**GIVEN ENTRIES:**
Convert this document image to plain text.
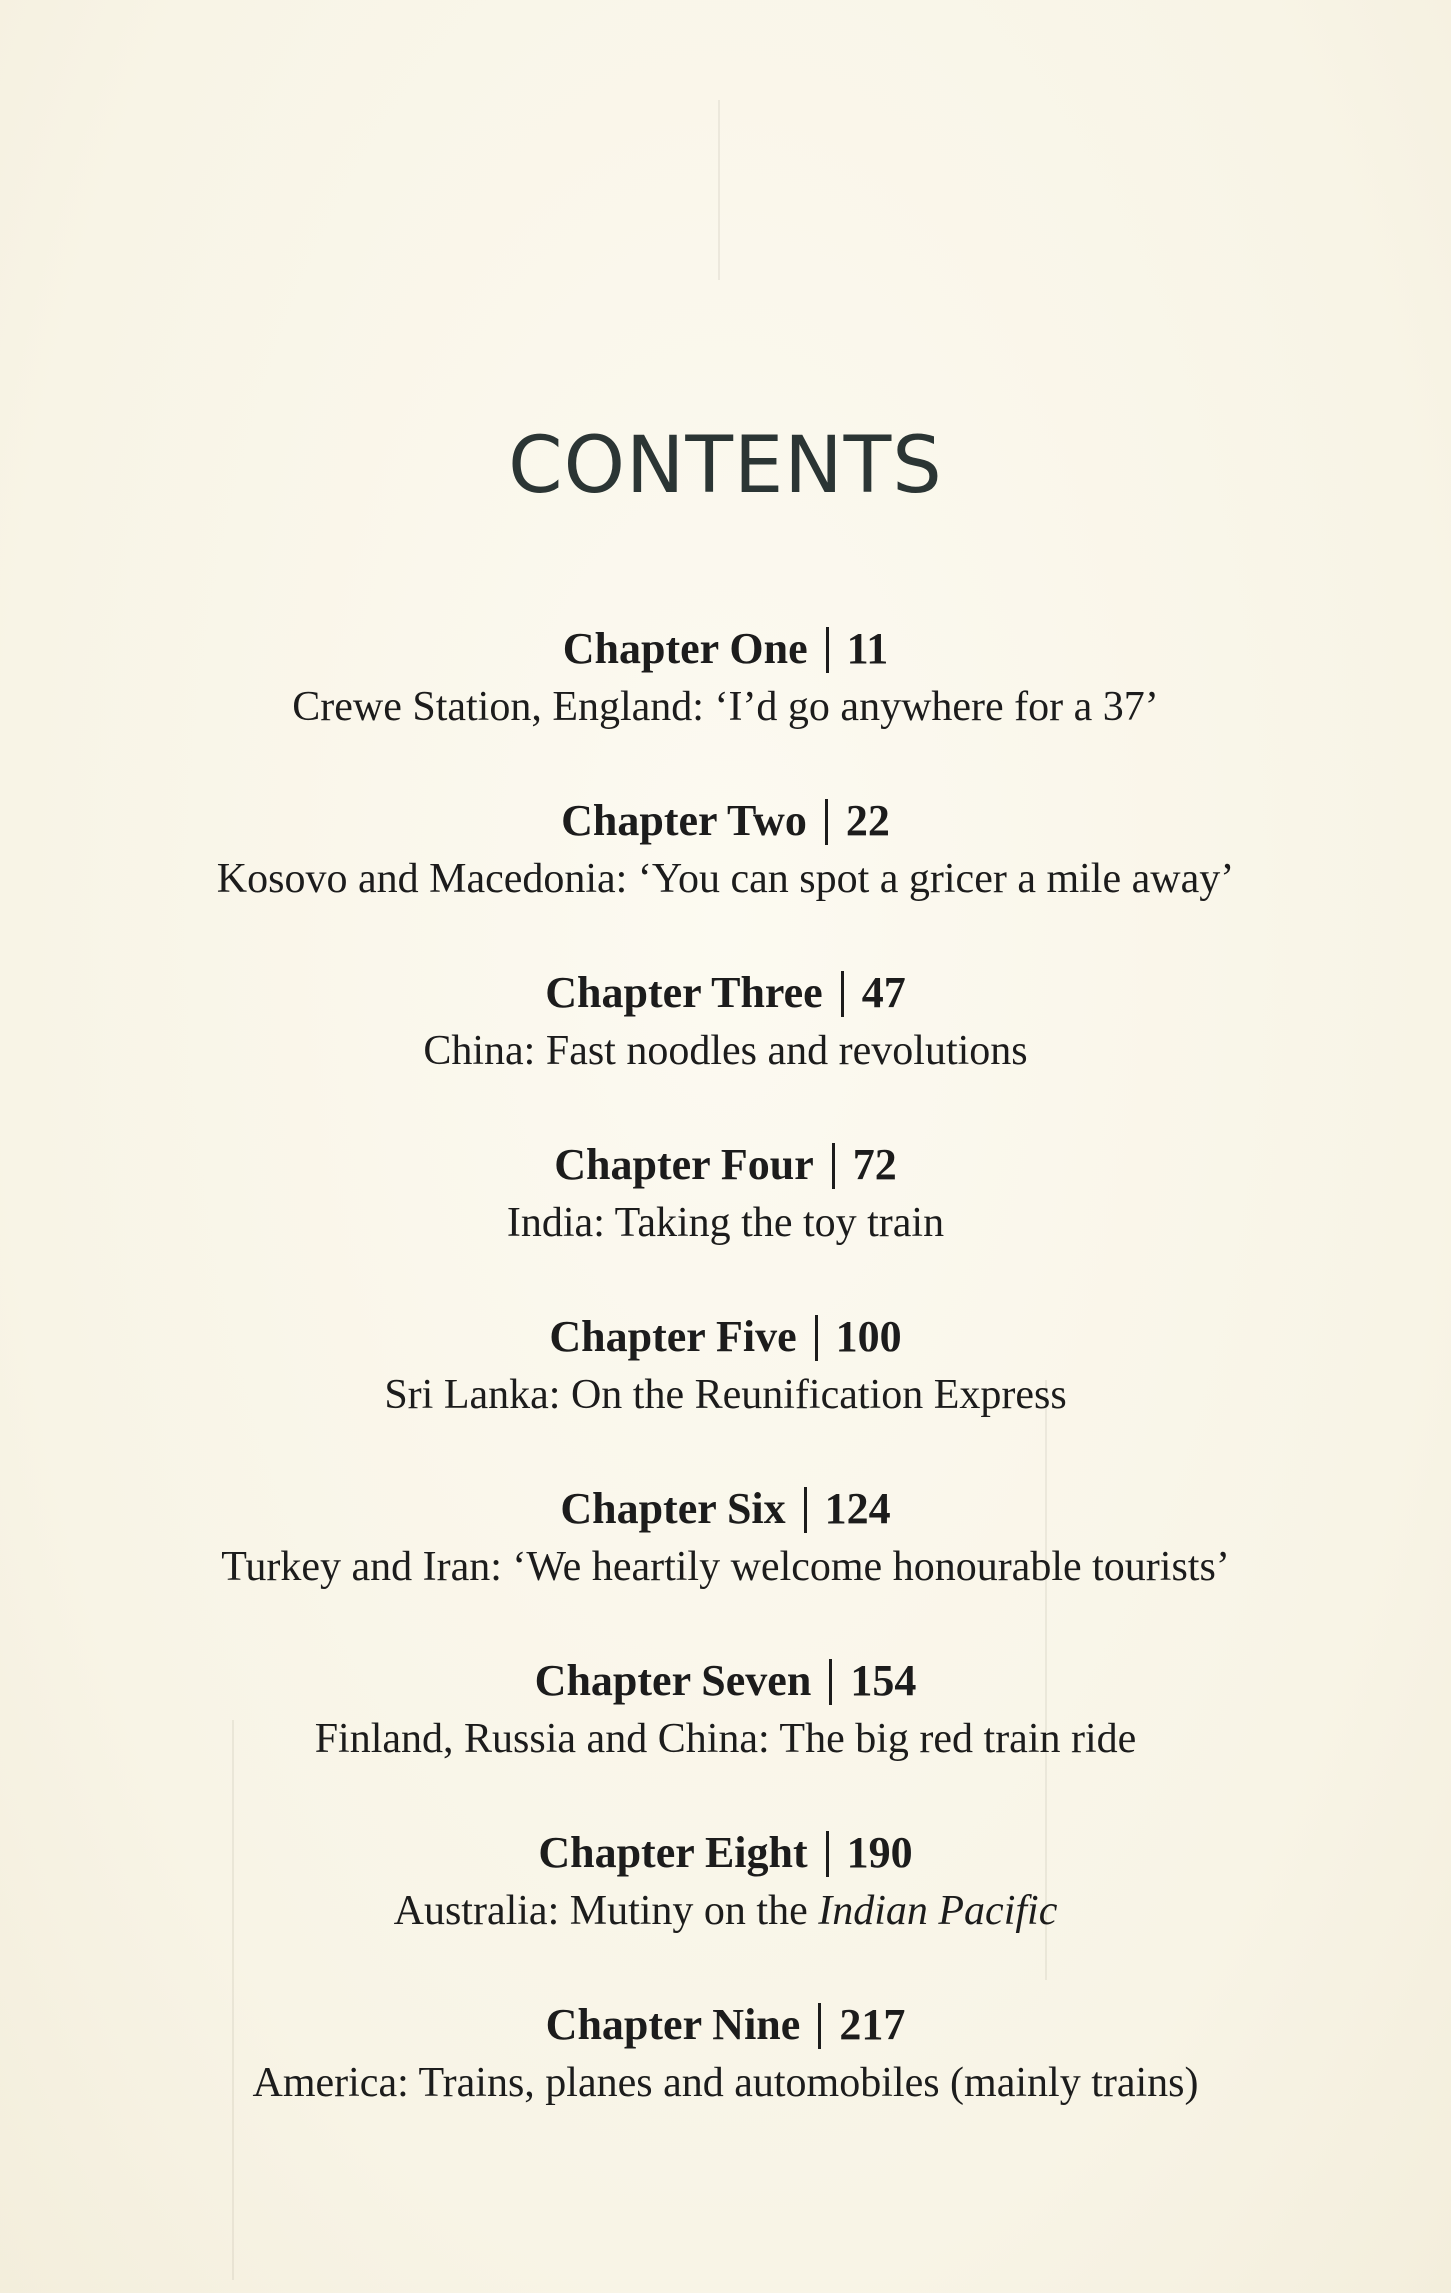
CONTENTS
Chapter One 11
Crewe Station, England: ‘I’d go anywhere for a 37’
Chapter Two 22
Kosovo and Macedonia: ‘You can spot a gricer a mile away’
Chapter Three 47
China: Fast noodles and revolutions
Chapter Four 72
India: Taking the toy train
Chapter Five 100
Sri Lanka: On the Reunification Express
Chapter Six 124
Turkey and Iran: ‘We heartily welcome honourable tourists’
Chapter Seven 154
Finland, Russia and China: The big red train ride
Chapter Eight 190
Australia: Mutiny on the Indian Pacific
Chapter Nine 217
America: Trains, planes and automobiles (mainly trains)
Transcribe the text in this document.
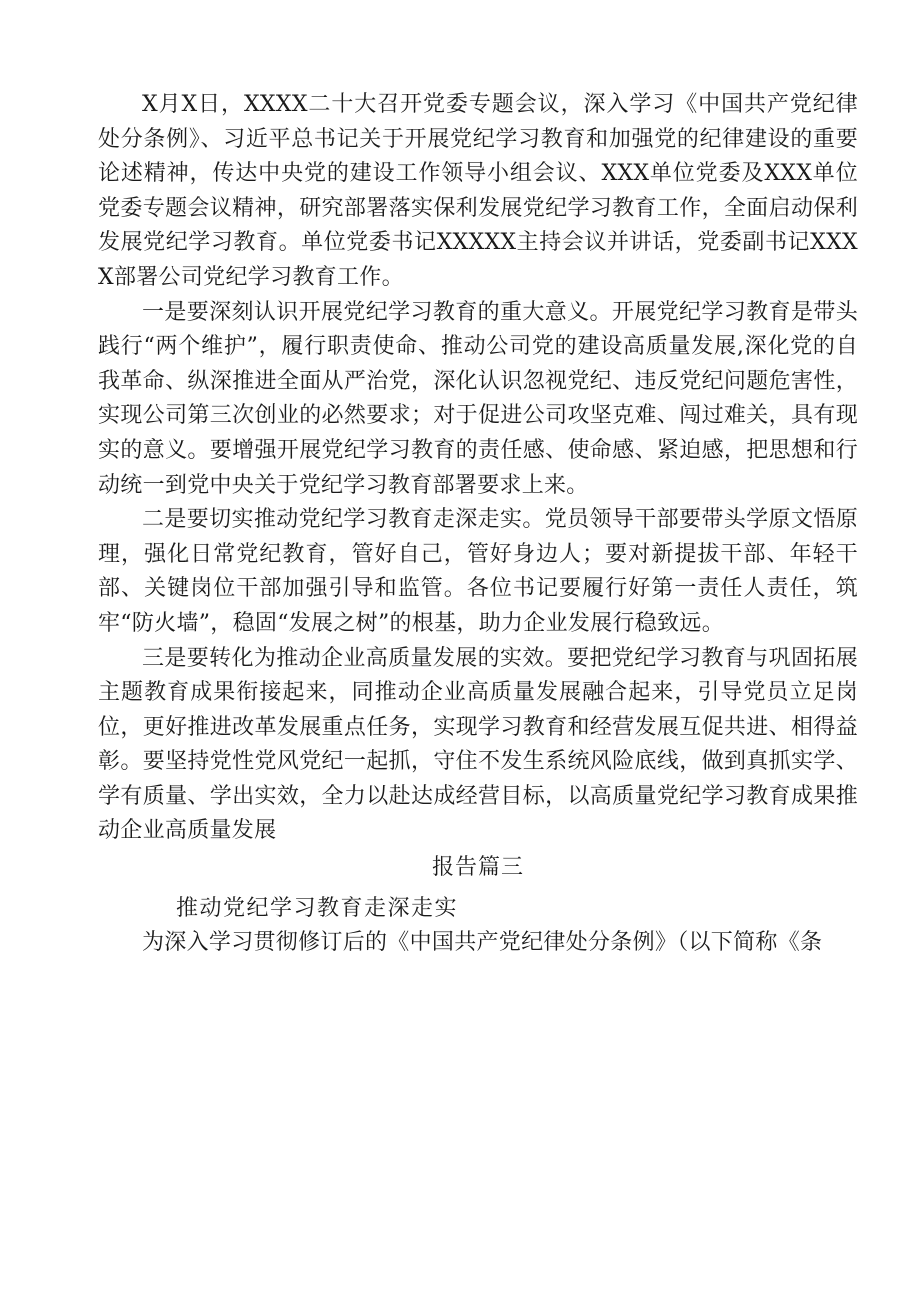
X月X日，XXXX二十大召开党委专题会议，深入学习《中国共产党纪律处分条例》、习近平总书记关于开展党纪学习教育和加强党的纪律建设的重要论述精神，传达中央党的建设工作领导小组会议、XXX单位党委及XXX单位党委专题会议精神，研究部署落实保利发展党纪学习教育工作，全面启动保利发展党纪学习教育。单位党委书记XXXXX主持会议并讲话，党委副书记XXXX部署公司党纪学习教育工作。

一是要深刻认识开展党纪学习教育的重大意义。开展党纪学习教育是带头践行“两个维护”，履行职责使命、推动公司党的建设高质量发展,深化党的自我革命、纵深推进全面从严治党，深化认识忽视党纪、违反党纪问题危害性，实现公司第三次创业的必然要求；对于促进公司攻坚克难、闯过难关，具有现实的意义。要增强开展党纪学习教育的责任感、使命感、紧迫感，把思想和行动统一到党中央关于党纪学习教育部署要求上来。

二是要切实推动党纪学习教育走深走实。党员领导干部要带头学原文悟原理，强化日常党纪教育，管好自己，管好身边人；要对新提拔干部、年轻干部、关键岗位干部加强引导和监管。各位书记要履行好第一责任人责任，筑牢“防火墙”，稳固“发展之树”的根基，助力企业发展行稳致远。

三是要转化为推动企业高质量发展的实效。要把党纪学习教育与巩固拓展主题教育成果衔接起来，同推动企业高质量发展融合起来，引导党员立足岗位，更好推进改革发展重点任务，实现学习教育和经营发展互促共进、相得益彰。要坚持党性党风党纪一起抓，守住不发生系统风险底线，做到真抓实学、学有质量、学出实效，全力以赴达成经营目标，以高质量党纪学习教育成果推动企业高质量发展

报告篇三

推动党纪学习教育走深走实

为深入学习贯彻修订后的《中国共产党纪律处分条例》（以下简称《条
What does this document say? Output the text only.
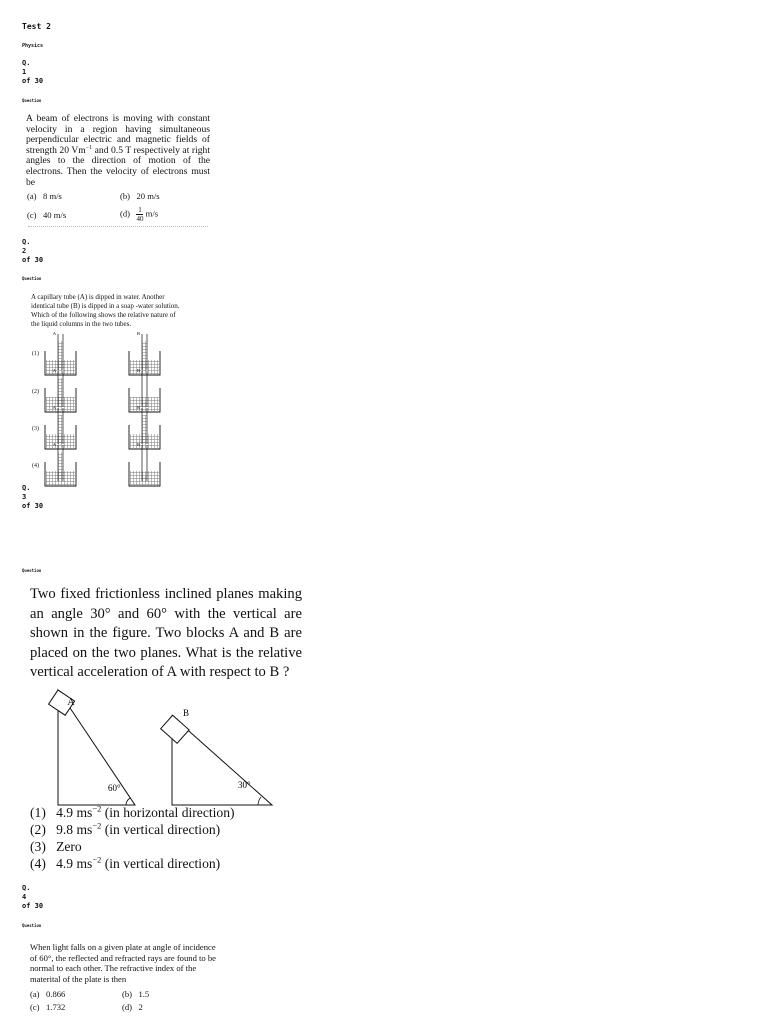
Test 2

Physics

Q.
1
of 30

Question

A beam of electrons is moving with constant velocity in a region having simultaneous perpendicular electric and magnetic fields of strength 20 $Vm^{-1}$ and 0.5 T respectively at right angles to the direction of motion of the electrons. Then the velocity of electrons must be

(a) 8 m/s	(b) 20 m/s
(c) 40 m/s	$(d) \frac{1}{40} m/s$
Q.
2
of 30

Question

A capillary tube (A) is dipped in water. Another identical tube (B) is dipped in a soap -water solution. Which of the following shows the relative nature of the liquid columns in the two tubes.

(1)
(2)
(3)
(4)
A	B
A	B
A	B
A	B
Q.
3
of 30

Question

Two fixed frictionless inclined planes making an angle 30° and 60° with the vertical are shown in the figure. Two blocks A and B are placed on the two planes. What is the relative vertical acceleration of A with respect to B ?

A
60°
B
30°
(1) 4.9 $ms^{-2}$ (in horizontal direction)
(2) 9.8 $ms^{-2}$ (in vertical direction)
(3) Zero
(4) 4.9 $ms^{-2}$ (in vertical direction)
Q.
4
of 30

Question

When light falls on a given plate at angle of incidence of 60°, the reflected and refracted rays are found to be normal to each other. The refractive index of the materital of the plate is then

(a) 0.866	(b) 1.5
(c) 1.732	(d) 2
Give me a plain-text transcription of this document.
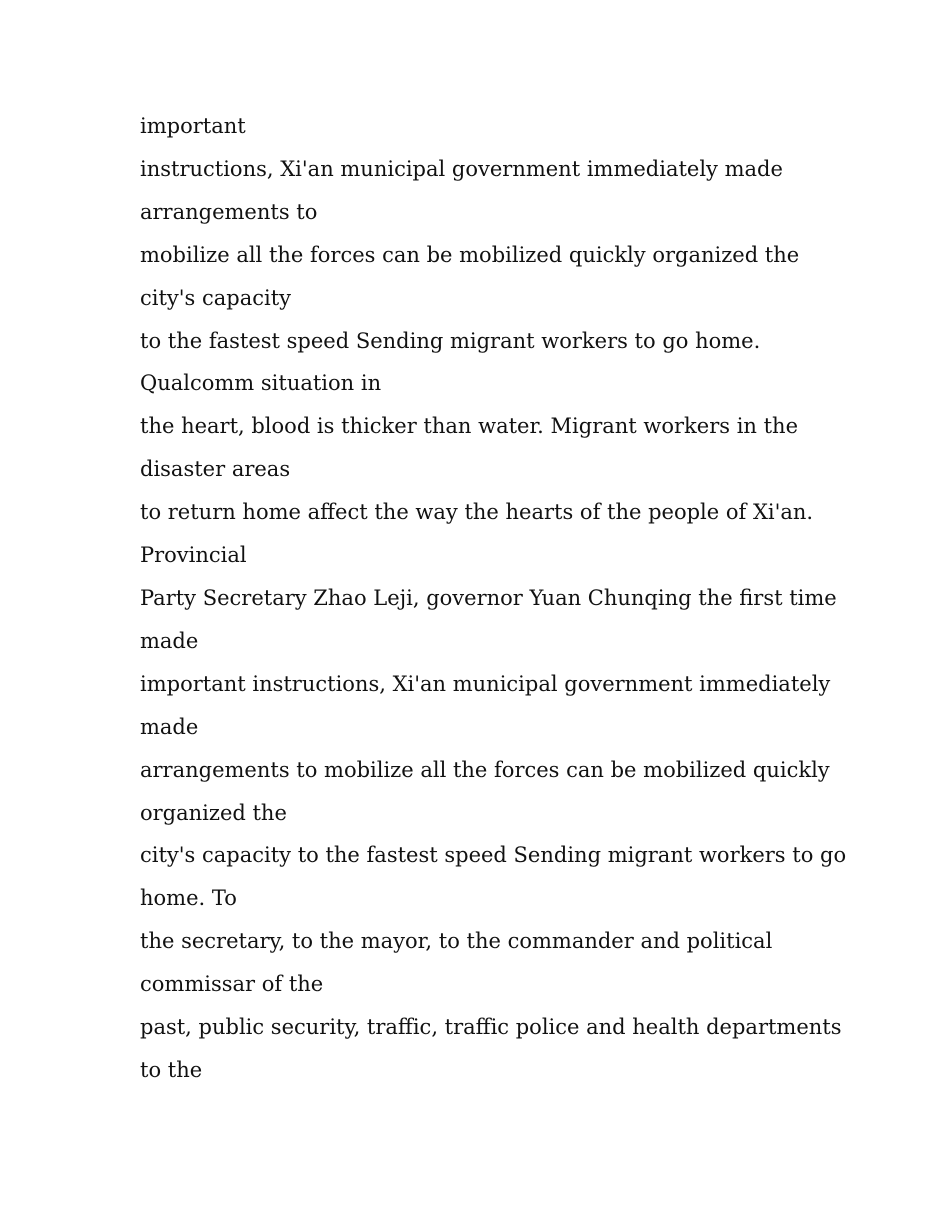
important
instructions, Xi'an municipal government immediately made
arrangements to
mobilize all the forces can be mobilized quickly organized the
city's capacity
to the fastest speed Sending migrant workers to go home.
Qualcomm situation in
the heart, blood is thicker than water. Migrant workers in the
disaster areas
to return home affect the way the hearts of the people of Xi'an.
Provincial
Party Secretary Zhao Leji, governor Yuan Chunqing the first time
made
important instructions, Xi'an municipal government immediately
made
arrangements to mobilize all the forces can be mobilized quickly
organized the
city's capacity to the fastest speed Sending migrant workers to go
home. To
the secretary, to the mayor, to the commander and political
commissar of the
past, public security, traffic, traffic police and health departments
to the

**AIM OF THE TASK:** Search the data for the string "capacity" and copy each line where it appears.

**EXPECTED ANSWER:**
city's capacity
city's capacity to the fastest speed Sending migrant workers to go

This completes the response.